STATED GOAL >> Lines containing the string "Your" are to be counted. Write only how many there are.

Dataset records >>
┌────────

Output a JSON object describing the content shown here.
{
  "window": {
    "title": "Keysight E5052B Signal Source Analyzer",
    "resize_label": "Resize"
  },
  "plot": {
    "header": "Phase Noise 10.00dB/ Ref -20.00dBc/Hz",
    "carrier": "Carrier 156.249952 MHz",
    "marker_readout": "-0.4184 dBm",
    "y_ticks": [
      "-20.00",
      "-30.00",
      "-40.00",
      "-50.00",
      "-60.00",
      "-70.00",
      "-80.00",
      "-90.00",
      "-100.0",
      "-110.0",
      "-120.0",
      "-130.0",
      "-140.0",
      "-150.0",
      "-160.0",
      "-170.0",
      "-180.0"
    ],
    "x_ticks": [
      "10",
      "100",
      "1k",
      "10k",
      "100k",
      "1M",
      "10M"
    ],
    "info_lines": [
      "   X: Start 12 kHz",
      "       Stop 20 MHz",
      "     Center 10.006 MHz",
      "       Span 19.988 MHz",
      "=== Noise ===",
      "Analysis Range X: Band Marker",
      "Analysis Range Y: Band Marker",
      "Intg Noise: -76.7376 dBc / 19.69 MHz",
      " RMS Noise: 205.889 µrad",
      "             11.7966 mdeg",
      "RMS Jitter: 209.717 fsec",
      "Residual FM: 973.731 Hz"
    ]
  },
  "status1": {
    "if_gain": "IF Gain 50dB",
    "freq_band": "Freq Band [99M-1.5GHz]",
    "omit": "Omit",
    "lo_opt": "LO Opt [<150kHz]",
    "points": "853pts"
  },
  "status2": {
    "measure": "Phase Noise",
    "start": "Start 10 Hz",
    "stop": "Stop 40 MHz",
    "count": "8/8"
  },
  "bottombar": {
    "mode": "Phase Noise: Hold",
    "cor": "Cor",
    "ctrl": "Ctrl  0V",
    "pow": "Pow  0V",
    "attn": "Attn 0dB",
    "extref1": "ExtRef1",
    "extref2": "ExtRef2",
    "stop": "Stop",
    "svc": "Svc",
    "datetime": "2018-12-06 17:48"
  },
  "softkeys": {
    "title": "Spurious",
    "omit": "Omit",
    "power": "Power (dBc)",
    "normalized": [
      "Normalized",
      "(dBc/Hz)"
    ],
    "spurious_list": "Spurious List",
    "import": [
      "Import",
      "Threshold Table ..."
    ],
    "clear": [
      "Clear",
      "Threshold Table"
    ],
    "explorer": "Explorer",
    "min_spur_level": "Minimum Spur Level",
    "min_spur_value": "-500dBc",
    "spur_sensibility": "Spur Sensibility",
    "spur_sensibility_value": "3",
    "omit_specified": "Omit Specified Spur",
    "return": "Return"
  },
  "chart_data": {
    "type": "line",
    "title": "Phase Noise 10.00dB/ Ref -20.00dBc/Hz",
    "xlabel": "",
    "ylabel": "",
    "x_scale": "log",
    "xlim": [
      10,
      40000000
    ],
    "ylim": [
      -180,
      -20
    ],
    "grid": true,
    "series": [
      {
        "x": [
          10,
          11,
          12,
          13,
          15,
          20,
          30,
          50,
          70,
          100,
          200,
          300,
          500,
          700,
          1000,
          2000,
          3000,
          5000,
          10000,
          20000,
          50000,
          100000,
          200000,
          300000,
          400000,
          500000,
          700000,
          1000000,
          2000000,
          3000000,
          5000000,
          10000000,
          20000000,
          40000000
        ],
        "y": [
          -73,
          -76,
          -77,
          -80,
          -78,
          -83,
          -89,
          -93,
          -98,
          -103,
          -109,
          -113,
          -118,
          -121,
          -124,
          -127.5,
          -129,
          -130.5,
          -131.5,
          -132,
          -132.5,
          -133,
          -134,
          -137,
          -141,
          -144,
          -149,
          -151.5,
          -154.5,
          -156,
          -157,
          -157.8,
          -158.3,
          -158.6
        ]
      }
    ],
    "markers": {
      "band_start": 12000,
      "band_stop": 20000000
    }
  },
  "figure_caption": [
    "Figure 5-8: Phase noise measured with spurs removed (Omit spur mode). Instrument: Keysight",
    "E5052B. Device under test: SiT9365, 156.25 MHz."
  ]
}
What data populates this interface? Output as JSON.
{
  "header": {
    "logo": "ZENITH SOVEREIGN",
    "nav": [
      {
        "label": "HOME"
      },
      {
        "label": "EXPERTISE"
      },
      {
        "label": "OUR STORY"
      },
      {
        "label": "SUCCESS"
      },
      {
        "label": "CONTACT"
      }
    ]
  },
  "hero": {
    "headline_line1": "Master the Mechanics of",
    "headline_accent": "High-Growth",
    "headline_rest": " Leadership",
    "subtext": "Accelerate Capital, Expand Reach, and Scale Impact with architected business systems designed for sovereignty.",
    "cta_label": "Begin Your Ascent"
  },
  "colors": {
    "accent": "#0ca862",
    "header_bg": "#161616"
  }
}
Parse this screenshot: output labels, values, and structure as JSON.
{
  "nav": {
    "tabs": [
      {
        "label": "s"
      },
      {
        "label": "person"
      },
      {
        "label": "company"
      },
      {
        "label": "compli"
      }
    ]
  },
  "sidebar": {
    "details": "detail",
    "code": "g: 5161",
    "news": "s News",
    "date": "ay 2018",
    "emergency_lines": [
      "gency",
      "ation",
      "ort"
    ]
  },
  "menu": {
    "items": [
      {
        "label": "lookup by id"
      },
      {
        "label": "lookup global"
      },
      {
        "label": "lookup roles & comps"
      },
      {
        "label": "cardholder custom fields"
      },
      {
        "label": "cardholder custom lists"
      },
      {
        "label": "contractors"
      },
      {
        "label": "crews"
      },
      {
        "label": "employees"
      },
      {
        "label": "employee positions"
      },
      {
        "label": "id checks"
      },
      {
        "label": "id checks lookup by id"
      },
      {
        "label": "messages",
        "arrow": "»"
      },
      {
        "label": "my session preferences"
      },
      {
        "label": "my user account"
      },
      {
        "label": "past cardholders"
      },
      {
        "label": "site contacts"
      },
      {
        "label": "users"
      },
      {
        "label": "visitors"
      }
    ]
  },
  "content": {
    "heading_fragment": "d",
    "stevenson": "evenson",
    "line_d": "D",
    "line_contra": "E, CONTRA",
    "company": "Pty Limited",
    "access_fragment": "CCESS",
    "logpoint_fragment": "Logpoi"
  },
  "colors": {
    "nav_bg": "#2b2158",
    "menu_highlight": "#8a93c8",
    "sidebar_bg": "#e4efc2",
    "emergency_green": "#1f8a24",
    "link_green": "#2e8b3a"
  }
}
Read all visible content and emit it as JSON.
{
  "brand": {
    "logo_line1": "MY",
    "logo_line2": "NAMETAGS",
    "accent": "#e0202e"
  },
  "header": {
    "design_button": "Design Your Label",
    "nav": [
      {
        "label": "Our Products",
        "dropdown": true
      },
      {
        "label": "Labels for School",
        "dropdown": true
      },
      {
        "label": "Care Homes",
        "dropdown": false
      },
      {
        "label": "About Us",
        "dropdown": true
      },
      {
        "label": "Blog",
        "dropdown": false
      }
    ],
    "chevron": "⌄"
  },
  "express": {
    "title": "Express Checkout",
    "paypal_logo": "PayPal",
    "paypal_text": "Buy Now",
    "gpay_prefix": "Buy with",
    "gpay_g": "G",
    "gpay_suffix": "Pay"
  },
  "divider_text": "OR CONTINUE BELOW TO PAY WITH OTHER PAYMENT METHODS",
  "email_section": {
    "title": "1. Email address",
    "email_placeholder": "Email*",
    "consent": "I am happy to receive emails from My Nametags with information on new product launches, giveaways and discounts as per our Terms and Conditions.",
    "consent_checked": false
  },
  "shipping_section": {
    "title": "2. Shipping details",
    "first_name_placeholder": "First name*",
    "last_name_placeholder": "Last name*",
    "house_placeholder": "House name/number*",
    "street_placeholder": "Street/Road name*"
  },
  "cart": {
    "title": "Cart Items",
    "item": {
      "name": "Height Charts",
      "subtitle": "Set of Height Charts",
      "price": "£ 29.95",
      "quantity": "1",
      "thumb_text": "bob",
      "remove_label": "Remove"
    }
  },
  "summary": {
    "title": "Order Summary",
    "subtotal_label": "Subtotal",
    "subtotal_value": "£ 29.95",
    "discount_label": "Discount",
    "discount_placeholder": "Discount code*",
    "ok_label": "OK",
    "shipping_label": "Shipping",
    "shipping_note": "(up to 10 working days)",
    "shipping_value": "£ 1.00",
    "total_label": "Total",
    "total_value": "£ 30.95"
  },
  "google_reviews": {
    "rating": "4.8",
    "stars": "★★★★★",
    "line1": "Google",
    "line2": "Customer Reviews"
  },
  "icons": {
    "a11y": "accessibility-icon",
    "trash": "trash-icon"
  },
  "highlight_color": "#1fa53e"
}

└────────

ANSWER TO THE TASK >> 2